▸ **Stated problem**:
Omit the pictures, then write out every entry exactly as it reads.

** start **

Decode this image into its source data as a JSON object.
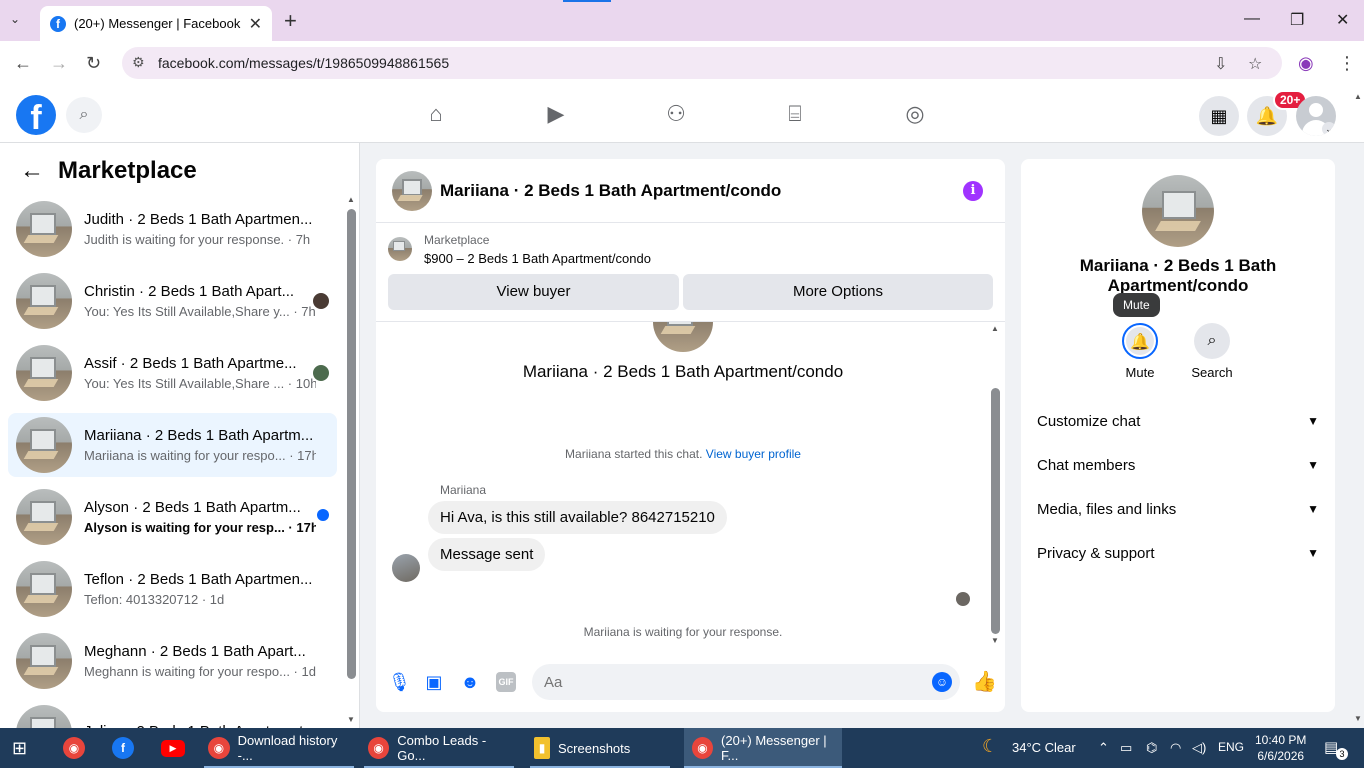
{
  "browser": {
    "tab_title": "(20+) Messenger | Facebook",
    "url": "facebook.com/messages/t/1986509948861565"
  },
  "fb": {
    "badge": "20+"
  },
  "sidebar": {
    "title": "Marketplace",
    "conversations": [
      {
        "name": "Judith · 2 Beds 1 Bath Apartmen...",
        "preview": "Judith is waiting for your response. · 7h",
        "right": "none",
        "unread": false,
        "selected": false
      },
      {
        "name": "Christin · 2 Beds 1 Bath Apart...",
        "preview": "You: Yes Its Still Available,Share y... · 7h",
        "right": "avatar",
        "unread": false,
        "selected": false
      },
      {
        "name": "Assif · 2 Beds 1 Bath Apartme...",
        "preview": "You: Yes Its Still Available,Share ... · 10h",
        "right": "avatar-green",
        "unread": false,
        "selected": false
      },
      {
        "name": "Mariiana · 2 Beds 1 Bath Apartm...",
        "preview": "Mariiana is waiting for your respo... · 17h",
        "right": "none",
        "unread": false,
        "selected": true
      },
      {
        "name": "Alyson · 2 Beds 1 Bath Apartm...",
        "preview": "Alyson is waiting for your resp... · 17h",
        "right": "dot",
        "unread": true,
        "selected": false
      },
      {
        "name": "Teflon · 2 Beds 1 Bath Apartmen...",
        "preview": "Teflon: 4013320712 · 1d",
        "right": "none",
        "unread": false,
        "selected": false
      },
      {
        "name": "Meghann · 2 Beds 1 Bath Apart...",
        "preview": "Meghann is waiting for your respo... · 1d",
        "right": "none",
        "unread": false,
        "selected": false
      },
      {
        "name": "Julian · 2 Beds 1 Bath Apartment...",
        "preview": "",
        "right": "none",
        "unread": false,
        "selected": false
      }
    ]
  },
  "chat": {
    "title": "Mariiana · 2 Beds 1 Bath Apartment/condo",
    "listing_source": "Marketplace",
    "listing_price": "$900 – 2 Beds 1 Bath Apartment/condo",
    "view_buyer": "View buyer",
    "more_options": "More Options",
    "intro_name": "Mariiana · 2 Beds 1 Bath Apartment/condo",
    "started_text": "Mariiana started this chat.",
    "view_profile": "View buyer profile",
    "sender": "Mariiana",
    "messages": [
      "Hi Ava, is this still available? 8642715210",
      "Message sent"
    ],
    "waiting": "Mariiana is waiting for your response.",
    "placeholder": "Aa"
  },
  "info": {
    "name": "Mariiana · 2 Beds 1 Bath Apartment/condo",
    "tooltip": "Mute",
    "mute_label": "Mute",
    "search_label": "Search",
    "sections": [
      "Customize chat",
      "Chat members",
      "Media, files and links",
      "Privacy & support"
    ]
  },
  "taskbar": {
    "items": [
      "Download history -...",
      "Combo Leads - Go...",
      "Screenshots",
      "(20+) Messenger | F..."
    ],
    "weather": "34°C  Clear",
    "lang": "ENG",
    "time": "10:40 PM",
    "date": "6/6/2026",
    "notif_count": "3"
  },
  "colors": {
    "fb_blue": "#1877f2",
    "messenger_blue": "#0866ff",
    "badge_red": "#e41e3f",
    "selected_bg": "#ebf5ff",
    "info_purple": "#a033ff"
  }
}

** end **

▸ **The output**:
Decode this image into its source data as a JSON object.
{
  "browser": {
    "tab_title": "(20+) Messenger | Facebook",
    "url": "facebook.com/messages/t/1986509948861565"
  },
  "fb": {
    "badge": "20+"
  },
  "sidebar": {
    "title": "Marketplace",
    "conversations": [
      {
        "name": "Judith · 2 Beds 1 Bath Apartmen...",
        "preview": "Judith is waiting for your response. · 7h",
        "right": "none",
        "unread": false,
        "selected": false
      },
      {
        "name": "Christin · 2 Beds 1 Bath Apart...",
        "preview": "You: Yes Its Still Available,Share y... · 7h",
        "right": "avatar",
        "unread": false,
        "selected": false
      },
      {
        "name": "Assif · 2 Beds 1 Bath Apartme...",
        "preview": "You: Yes Its Still Available,Share ... · 10h",
        "right": "avatar-green",
        "unread": false,
        "selected": false
      },
      {
        "name": "Mariiana · 2 Beds 1 Bath Apartm...",
        "preview": "Mariiana is waiting for your respo... · 17h",
        "right": "none",
        "unread": false,
        "selected": true
      },
      {
        "name": "Alyson · 2 Beds 1 Bath Apartm...",
        "preview": "Alyson is waiting for your resp... · 17h",
        "right": "dot",
        "unread": true,
        "selected": false
      },
      {
        "name": "Teflon · 2 Beds 1 Bath Apartmen...",
        "preview": "Teflon: 4013320712 · 1d",
        "right": "none",
        "unread": false,
        "selected": false
      },
      {
        "name": "Meghann · 2 Beds 1 Bath Apart...",
        "preview": "Meghann is waiting for your respo... · 1d",
        "right": "none",
        "unread": false,
        "selected": false
      },
      {
        "name": "Julian · 2 Beds 1 Bath Apartment...",
        "preview": "",
        "right": "none",
        "unread": false,
        "selected": false
      }
    ]
  },
  "chat": {
    "title": "Mariiana · 2 Beds 1 Bath Apartment/condo",
    "listing_source": "Marketplace",
    "listing_price": "$900 – 2 Beds 1 Bath Apartment/condo",
    "view_buyer": "View buyer",
    "more_options": "More Options",
    "intro_name": "Mariiana · 2 Beds 1 Bath Apartment/condo",
    "started_text": "Mariiana started this chat.",
    "view_profile": "View buyer profile",
    "sender": "Mariiana",
    "messages": [
      "Hi Ava, is this still available? 8642715210",
      "Message sent"
    ],
    "waiting": "Mariiana is waiting for your response.",
    "placeholder": "Aa"
  },
  "info": {
    "name": "Mariiana · 2 Beds 1 Bath Apartment/condo",
    "tooltip": "Mute",
    "mute_label": "Mute",
    "search_label": "Search",
    "sections": [
      "Customize chat",
      "Chat members",
      "Media, files and links",
      "Privacy & support"
    ]
  },
  "taskbar": {
    "items": [
      "Download history -...",
      "Combo Leads - Go...",
      "Screenshots",
      "(20+) Messenger | F..."
    ],
    "weather": "34°C  Clear",
    "lang": "ENG",
    "time": "10:40 PM",
    "date": "6/6/2026",
    "notif_count": "3"
  },
  "colors": {
    "fb_blue": "#1877f2",
    "messenger_blue": "#0866ff",
    "badge_red": "#e41e3f",
    "selected_bg": "#ebf5ff",
    "info_purple": "#a033ff"
  }
}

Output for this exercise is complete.